I spent 5 days in NYC couple of weeks back. I was working a convention and had this genius idea that it might be good to get out of Javits and enjoy some fresh, crisp, October air by walking back the 6 blocks to the hotel. Six Avenue blocks. Six l-o-n-g, hot, avenue blocks. Six Oh My Stars what kind of fresh, crisp, hell have I just conscripted myself to blocks.
By the time I staggered into the hotel lobby like a piece of flabby meat jewelery on my boss’ arm, I was almost in tears. Mark, my boss, bless his heart suggested we sit and have a glass of wine and a quick bite to eat before starting on the evening line up of 2 client hosted parties. After a half hour and a nice cool glass of wine, a big glass of water and some bruschetta, I felt almost as good as new. Almost.
Cab downtown. No problem. Listen to some nice, mellow music through a world class microphone. No problem. Hydrate with lots of water. No problem. Get a cab back uptown. No problem. Stop at the corner of 59th street. Problem.
The cabbie says “Get out! Is only one block!”. Mark says to the driver, “No. My friend can’t walk. Take us where we need to go!” We are summarily cursed out in Sanskrit or something like it, as the driver throws the car in reverse, steps on the gas, and runs into a bicyclist. This being Manhattan, everyone from the pedestrians, the cyclist himself, and people at a bus stop are all screaming “Can’t you drive you fuckin’ idiot!?”” Watch where you’re going!” “Wassthematterwithyou!?” until the cyclists wobbles off after a few more choice words and some good smacks to the roof of the cab.

*Instruction 1*
Return the records verbatim, running from the start of the records through the line that contains "data-point-sgmse bbox=[320, 165, 326, 171]".

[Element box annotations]
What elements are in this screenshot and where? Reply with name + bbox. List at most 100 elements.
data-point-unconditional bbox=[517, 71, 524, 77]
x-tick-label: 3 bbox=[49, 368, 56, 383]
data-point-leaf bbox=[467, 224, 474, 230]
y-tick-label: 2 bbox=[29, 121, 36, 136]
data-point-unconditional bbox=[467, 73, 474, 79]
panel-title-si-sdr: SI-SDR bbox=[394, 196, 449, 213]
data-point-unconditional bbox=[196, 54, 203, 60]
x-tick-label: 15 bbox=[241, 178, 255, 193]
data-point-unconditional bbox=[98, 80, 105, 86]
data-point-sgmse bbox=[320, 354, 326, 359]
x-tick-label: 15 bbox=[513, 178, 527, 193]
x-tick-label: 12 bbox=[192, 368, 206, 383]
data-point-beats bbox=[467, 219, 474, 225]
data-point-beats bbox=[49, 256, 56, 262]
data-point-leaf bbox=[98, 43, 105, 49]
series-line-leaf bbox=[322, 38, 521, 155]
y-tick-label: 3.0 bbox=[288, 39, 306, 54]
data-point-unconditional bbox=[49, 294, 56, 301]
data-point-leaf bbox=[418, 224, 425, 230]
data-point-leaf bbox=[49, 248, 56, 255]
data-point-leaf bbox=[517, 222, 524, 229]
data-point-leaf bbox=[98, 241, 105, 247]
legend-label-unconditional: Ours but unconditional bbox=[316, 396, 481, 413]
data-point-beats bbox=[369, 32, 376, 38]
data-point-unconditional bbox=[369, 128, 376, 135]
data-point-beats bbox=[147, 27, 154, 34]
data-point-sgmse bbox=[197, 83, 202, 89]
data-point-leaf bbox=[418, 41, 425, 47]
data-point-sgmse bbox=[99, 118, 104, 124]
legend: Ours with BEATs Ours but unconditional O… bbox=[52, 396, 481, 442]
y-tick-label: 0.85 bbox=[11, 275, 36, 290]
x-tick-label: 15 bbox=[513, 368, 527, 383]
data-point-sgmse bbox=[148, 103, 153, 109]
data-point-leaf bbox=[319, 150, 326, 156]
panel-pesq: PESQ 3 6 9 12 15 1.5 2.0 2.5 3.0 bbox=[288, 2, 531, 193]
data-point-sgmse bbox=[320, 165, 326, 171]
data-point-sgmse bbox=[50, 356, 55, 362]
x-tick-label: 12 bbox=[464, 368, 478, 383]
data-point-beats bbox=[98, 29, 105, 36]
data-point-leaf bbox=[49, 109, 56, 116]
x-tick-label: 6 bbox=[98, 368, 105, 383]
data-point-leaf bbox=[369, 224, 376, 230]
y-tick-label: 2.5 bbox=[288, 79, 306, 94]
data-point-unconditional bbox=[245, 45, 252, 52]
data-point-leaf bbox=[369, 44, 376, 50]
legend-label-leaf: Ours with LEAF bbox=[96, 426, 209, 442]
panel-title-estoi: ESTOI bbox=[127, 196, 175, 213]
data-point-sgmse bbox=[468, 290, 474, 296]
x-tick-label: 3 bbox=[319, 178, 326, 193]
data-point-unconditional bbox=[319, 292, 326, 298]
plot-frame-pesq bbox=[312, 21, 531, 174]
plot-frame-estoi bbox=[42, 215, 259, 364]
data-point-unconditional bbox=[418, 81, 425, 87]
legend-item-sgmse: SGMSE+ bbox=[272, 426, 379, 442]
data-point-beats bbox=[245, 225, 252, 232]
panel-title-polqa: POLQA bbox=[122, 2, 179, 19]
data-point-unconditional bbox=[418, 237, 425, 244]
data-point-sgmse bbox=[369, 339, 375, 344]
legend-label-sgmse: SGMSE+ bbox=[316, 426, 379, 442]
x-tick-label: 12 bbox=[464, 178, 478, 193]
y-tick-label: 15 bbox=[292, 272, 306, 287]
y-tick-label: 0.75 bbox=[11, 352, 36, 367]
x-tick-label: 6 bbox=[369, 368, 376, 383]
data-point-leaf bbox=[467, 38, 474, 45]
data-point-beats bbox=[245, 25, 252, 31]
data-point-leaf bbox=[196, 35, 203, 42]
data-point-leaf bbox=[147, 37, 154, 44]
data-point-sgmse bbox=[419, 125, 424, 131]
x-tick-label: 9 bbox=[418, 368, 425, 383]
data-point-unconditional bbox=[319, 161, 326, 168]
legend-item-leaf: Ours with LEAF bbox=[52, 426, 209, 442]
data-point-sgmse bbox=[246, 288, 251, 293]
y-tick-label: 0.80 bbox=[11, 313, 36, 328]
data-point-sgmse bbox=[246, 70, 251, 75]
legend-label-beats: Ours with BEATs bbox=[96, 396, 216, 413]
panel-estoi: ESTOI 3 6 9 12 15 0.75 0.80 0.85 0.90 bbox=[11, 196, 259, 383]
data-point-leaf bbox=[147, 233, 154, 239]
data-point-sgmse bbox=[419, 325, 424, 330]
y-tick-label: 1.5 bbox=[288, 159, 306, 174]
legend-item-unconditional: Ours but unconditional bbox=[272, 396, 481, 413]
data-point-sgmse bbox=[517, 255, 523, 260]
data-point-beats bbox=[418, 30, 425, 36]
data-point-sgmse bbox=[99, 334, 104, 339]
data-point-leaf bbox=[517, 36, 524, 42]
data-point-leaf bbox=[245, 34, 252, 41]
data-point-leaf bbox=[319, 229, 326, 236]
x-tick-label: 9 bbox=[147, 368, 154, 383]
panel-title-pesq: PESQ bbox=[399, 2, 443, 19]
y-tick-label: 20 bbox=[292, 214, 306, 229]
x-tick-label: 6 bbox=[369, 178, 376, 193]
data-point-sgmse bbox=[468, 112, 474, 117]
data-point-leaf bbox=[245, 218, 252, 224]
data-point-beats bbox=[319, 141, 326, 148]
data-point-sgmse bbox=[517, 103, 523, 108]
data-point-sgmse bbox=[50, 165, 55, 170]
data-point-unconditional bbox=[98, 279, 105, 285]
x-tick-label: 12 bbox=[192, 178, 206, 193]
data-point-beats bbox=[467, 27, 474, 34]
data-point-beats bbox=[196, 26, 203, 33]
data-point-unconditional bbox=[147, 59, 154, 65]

*Instruction 2*
Continue the story of the New York cab ride from the point where the text stops.

*Exercise answer 1*
What elements are in this screenshot and where? Reply with name + bbox. List at most 100 elements.
data-point-unconditional bbox=[517, 71, 524, 77]
x-tick-label: 3 bbox=[49, 368, 56, 383]
data-point-leaf bbox=[467, 224, 474, 230]
y-tick-label: 2 bbox=[29, 121, 36, 136]
data-point-unconditional bbox=[467, 73, 474, 79]
panel-title-si-sdr: SI-SDR bbox=[394, 196, 449, 213]
data-point-unconditional bbox=[196, 54, 203, 60]
x-tick-label: 15 bbox=[241, 178, 255, 193]
data-point-unconditional bbox=[98, 80, 105, 86]
data-point-sgmse bbox=[320, 354, 326, 359]
x-tick-label: 15 bbox=[513, 178, 527, 193]
x-tick-label: 12 bbox=[192, 368, 206, 383]
data-point-beats bbox=[467, 219, 474, 225]
data-point-beats bbox=[49, 256, 56, 262]
data-point-leaf bbox=[98, 43, 105, 49]
series-line-leaf bbox=[322, 38, 521, 155]
y-tick-label: 3.0 bbox=[288, 39, 306, 54]
data-point-unconditional bbox=[49, 294, 56, 301]
data-point-leaf bbox=[418, 224, 425, 230]
data-point-leaf bbox=[49, 248, 56, 255]
data-point-leaf bbox=[517, 222, 524, 229]
data-point-leaf bbox=[98, 241, 105, 247]
legend-label-unconditional: Ours but unconditional bbox=[316, 396, 481, 413]
data-point-beats bbox=[369, 32, 376, 38]
data-point-unconditional bbox=[369, 128, 376, 135]
data-point-beats bbox=[147, 27, 154, 34]
data-point-sgmse bbox=[197, 83, 202, 89]
data-point-leaf bbox=[418, 41, 425, 47]
data-point-sgmse bbox=[99, 118, 104, 124]
legend: Ours with BEATs Ours but unconditional O… bbox=[52, 396, 481, 442]
y-tick-label: 0.85 bbox=[11, 275, 36, 290]
x-tick-label: 15 bbox=[513, 368, 527, 383]
data-point-sgmse bbox=[148, 103, 153, 109]
data-point-leaf bbox=[319, 150, 326, 156]
panel-pesq: PESQ 3 6 9 12 15 1.5 2.0 2.5 3.0 bbox=[288, 2, 531, 193]
data-point-sgmse bbox=[320, 165, 326, 171]

*Exercise answer 2*
Surprisingly, this doesn’t put our driver in any better mood and he reiterates “Is only one block!”. Our resolve is strong though, so he mumbles further under his breath and puts on his blinker. Now remember, we are in Manhattan. Corner of 59th and 8th. What did he do? What anyone would do ~ try to pull a U-TURN across 4 lanes of traffic at a stopped intersection. And guess what!? Shocker ~ we were t-boned by another cab. Well, this other cabbie who hit us was not nearly as calm or pleasant as the guy on the bike. More cussing and name calling (in Swahili now I think) until our driver turns to us and says “IS ONLY ONE BLOCK!”.
At this point, I decide I might be able to walk the one block after all. After Mark asks him for a receipt (I kid you not ~ our company is tight about these things!) we make it to the next event. By now, it is almost 9:00 pm, close to the end of the party. I grab a nice big glass of wine (because by now I’m ready for a drink), and start snacking on cold crab cakes, soggy asparagus wrapped around prosciutto, and mushroom caps stuffed with substance (unidentified). That bruschetta seems a long time ago.
So here’s the set up: I’m really tired from being on my feet all day. I can’t really stand because I had to enjoy that crisp, fresh, October air and walk until I was crippled. I’ve had a big glass of wine. I’m kinda rattled from the cab accident. I’ve been eating nothing but appetizer dregs. So when the last man standing at the party suggests we smoke some weed, I think it’s an excellent idea. Pot is supposed to be good for people like me with MS, and I smoked some like 7 years ago, so figure I’m due. Yes. This definitely seems like just the ticket.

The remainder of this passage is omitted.